▸ Task objective
Give only the number of lines that include the string "with".

▸ Given entries

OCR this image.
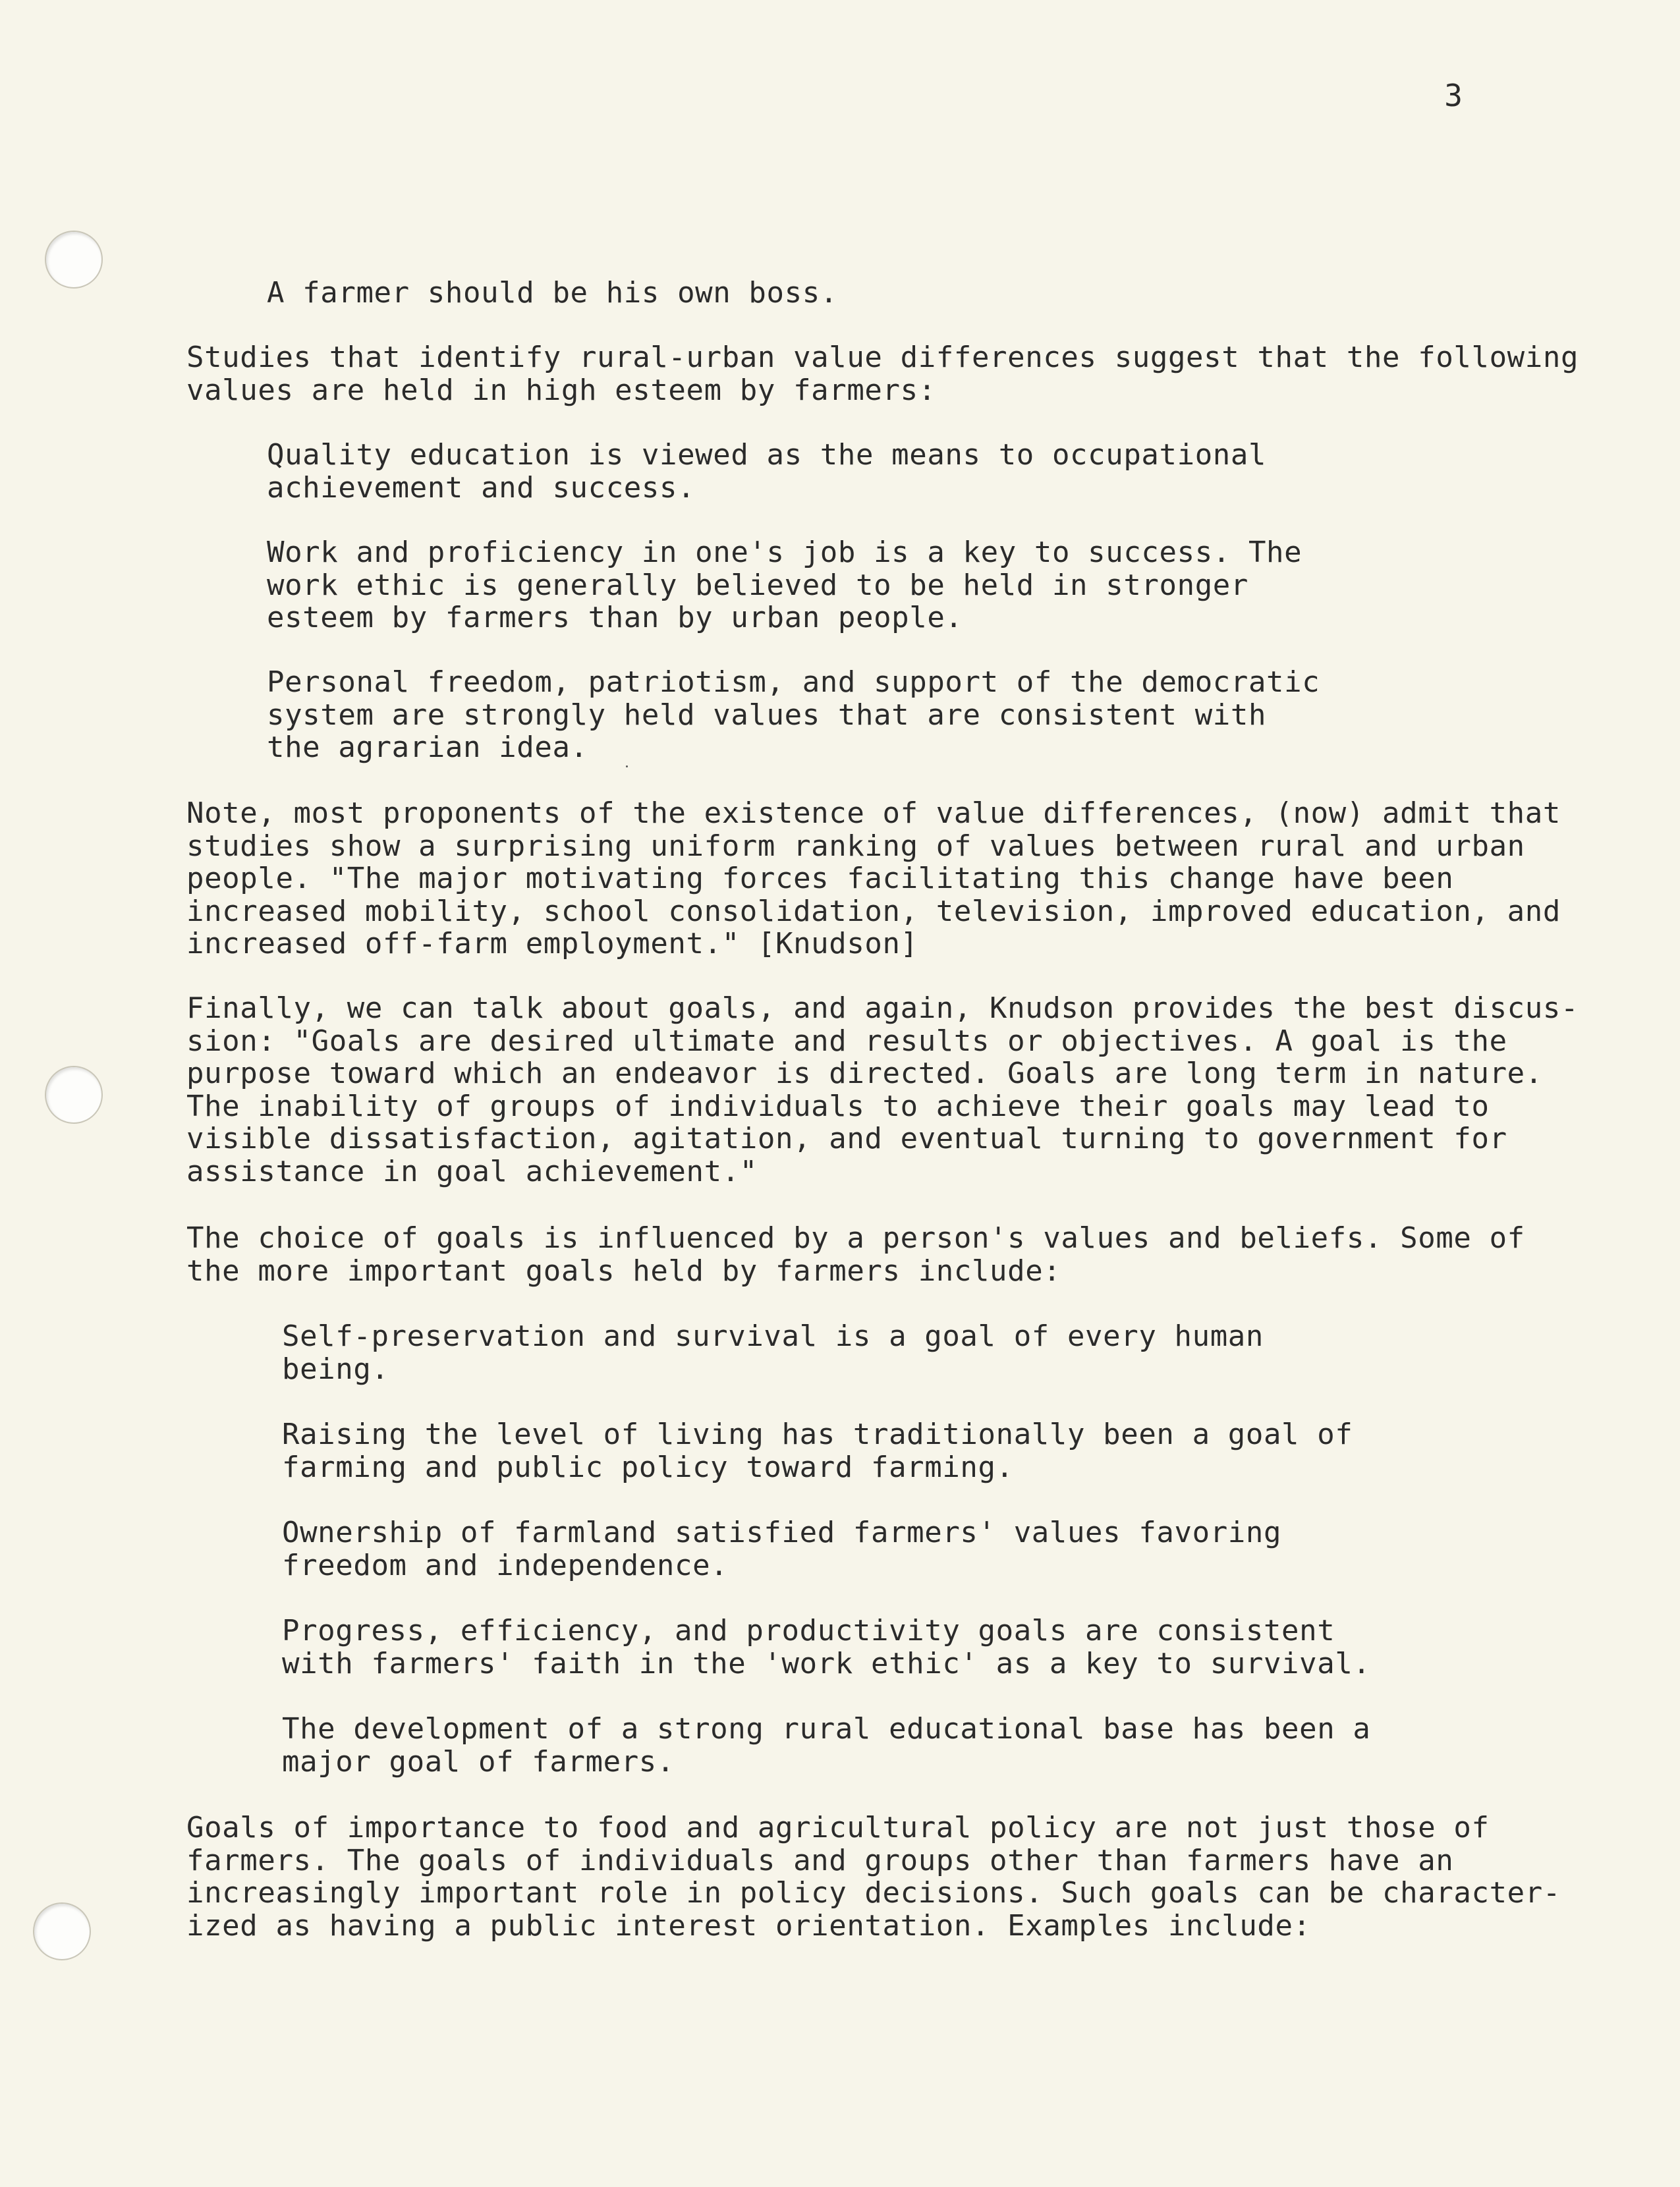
3
A farmer should be his own boss.
Studies that identify rural-urban value differences suggest that the following
values are held in high esteem by farmers:
Quality education is viewed as the means to occupational
achievement and success.
Work and proficiency in one's job is a key to success. The
work ethic is generally believed to be held in stronger
esteem by farmers than by urban people.
Personal freedom, patriotism, and support of the democratic
system are strongly held values that are consistent with
the agrarian idea.
Note, most proponents of the existence of value differences, (now) admit that
studies show a surprising uniform ranking of values between rural and urban
people. "The major motivating forces facilitating this change have been
increased mobility, school consolidation, television, improved education, and
increased off-farm employment." [Knudson]
Finally, we can talk about goals, and again, Knudson provides the best discus-
sion: "Goals are desired ultimate and results or objectives. A goal is the
purpose toward which an endeavor is directed. Goals are long term in nature.
The inability of groups of individuals to achieve their goals may lead to
visible dissatisfaction, agitation, and eventual turning to government for
assistance in goal achievement."
The choice of goals is influenced by a person's values and beliefs. Some of
the more important goals held by farmers include:
Self-preservation and survival is a goal of every human
being.
Raising the level of living has traditionally been a goal of
farming and public policy toward farming.
Ownership of farmland satisfied farmers' values favoring
freedom and independence.
Progress, efficiency, and productivity goals are consistent
with farmers' faith in the 'work ethic' as a key to survival.
The development of a strong rural educational base has been a
major goal of farmers.
Goals of importance to food and agricultural policy are not just those of
farmers. The goals of individuals and groups other than farmers have an
increasingly important role in policy decisions. Such goals can be character-
ized as having a public interest orientation. Examples include:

▸ Completed exercise
2